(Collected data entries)

§

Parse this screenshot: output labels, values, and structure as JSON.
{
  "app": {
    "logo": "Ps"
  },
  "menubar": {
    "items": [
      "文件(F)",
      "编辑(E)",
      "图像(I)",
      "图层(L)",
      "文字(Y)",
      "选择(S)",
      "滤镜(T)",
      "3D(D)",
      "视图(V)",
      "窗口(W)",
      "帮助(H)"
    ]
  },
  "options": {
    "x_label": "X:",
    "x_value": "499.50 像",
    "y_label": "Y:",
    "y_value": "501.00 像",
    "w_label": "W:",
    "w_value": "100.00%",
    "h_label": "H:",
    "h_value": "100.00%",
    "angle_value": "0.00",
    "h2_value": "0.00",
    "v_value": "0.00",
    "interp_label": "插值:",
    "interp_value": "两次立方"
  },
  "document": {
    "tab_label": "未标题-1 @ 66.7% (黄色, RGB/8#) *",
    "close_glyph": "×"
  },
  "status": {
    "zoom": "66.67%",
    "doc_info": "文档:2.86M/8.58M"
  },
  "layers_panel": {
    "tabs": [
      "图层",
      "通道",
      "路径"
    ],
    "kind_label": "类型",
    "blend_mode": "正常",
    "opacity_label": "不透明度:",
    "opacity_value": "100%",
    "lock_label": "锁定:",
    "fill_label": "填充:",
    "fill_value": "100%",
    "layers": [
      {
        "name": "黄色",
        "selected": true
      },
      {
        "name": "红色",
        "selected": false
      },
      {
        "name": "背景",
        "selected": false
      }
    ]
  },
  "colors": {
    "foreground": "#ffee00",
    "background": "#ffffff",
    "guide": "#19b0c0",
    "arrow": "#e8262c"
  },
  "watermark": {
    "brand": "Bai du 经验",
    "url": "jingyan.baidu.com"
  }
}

§

Problem statement: Please reproduce the entire listing, exactly as shown.

Exercise result:
Parse this screenshot: output labels, values, and structure as JSON.
{
  "app": {
    "logo": "Ps"
  },
  "menubar": {
    "items": [
      "文件(F)",
      "编辑(E)",
      "图像(I)",
      "图层(L)",
      "文字(Y)",
      "选择(S)",
      "滤镜(T)",
      "3D(D)",
      "视图(V)",
      "窗口(W)",
      "帮助(H)"
    ]
  },
  "options": {
    "x_label": "X:",
    "x_value": "499.50 像",
    "y_label": "Y:",
    "y_value": "501.00 像",
    "w_label": "W:",
    "w_value": "100.00%",
    "h_label": "H:",
    "h_value": "100.00%",
    "angle_value": "0.00",
    "h2_value": "0.00",
    "v_value": "0.00",
    "interp_label": "插值:",
    "interp_value": "两次立方"
  },
  "document": {
    "tab_label": "未标题-1 @ 66.7% (黄色, RGB/8#) *",
    "close_glyph": "×"
  },
  "status": {
    "zoom": "66.67%",
    "doc_info": "文档:2.86M/8.58M"
  },
  "layers_panel": {
    "tabs": [
      "图层",
      "通道",
      "路径"
    ],
    "kind_label": "类型",
    "blend_mode": "正常",
    "opacity_label": "不透明度:",
    "opacity_value": "100%",
    "lock_label": "锁定:",
    "fill_label": "填充:",
    "fill_value": "100%",
    "layers": [
      {
        "name": "黄色",
        "selected": true
      },
      {
        "name": "红色",
        "selected": false
      },
      {
        "name": "背景",
        "selected": false
      }
    ]
  },
  "colors": {
    "foreground": "#ffee00",
    "background": "#ffffff",
    "guide": "#19b0c0",
    "arrow": "#e8262c"
  },
  "watermark": {
    "brand": "Bai du 经验",
    "url": "jingyan.baidu.com"
  }
}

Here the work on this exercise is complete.